--- Exercise details ---
Images should be left out, and everything else in the listing reproduced exactly.

--- Exercise data ---
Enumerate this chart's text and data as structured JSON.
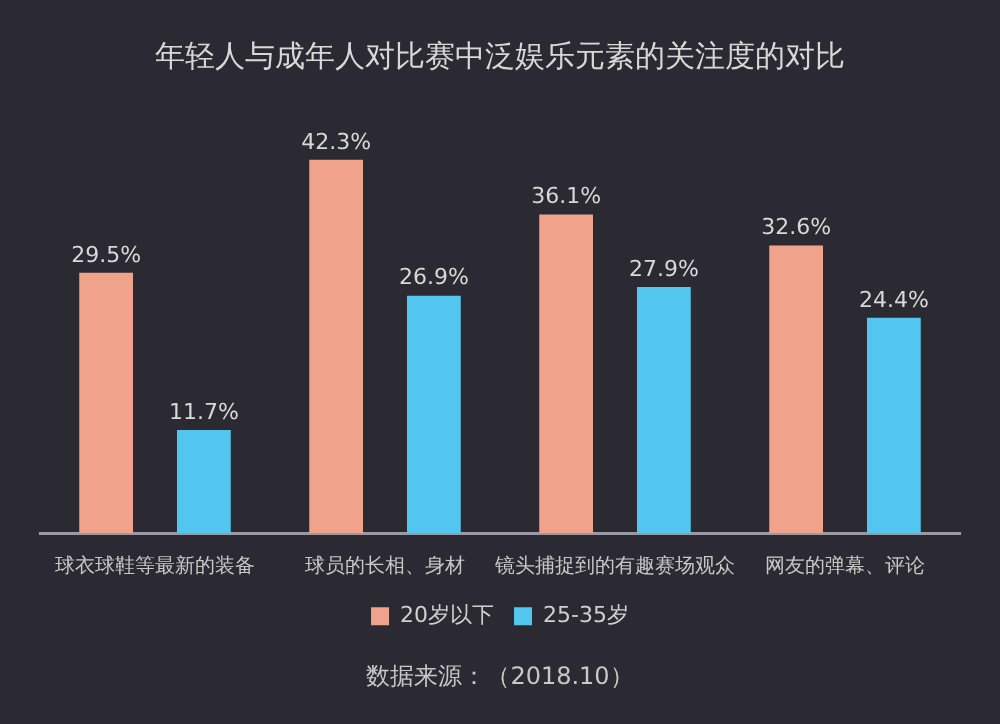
{
  "chart_data": {
    "type": "bar",
    "title": "年轻人与成年人对比赛中泛娱乐元素的关注度的对比",
    "categories": [
      "球衣球鞋等最新的装备",
      "球员的长相、身材",
      "镜头捕捉到的有趣赛场观众",
      "网友的弹幕、评论"
    ],
    "series": [
      {
        "name": "20岁以下",
        "color": "#f0a38a",
        "values": [
          29.5,
          42.3,
          36.1,
          32.6
        ],
        "value_labels": [
          "29.5%",
          "42.3%",
          "36.1%",
          "32.6%"
        ]
      },
      {
        "name": "25-35岁",
        "color": "#52c6ee",
        "values": [
          11.7,
          26.9,
          27.9,
          24.4
        ],
        "value_labels": [
          "11.7%",
          "26.9%",
          "27.9%",
          "24.4%"
        ]
      }
    ],
    "legend": "bottom",
    "grid": false,
    "annotations": [
      "数据来源：（2018.10）"
    ]
  }
}
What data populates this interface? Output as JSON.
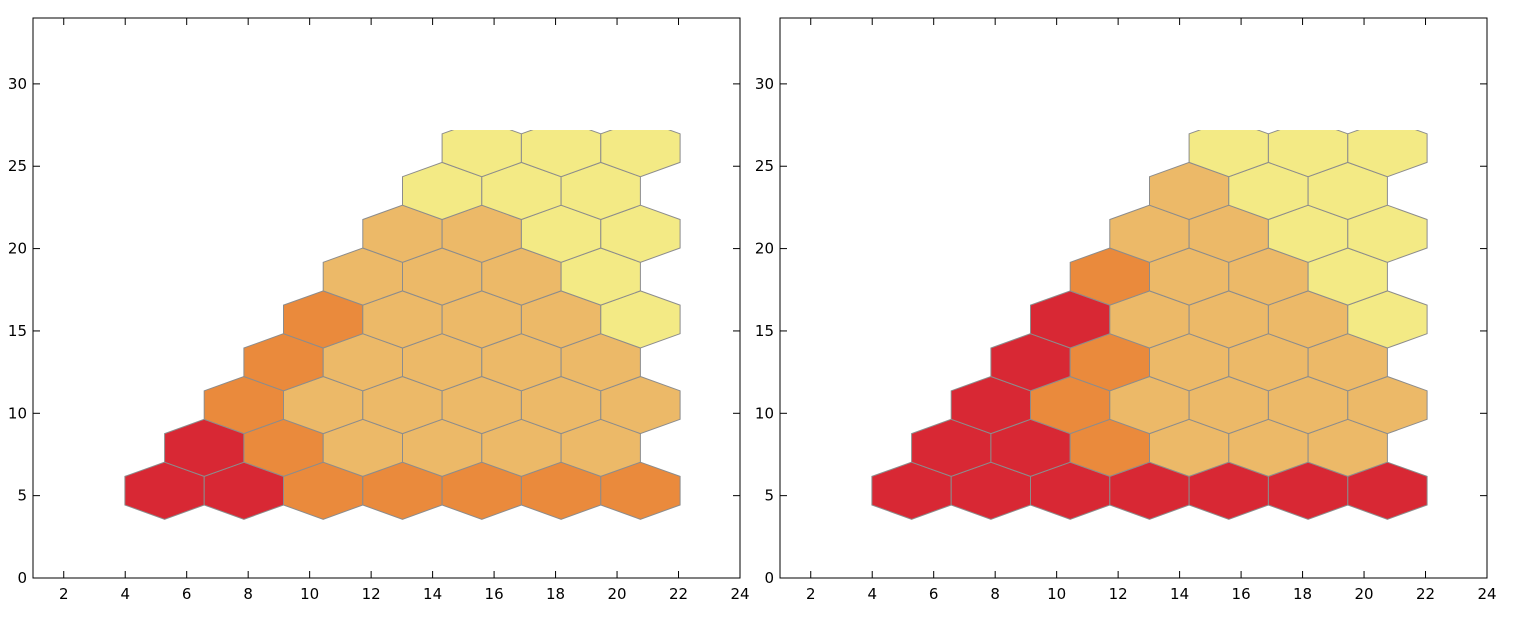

--- Written reply ---
Enumerate this chart's text and data as structured JSON.
{
  "chart_data": {
    "type": "bar",
    "title": "年轻人与成年人对比赛中泛娱乐元素的关注度的对比",
    "categories": [
      "球衣球鞋等最新的装备",
      "球员的长相、身材",
      "镜头捕捉到的有趣赛场观众",
      "网友的弹幕、评论"
    ],
    "series": [
      {
        "name": "20岁以下",
        "color": "#f0a38a",
        "values": [
          29.5,
          42.3,
          36.1,
          32.6
        ],
        "value_labels": [
          "29.5%",
          "42.3%",
          "36.1%",
          "32.6%"
        ]
      },
      {
        "name": "25-35岁",
        "color": "#52c6ee",
        "values": [
          11.7,
          26.9,
          27.9,
          24.4
        ],
        "value_labels": [
          "11.7%",
          "26.9%",
          "27.9%",
          "24.4%"
        ]
      }
    ],
    "legend": "bottom",
    "grid": false,
    "annotations": [
      "数据来源：（2018.10）"
    ]
  }
}
What data populates this interface? Output as JSON.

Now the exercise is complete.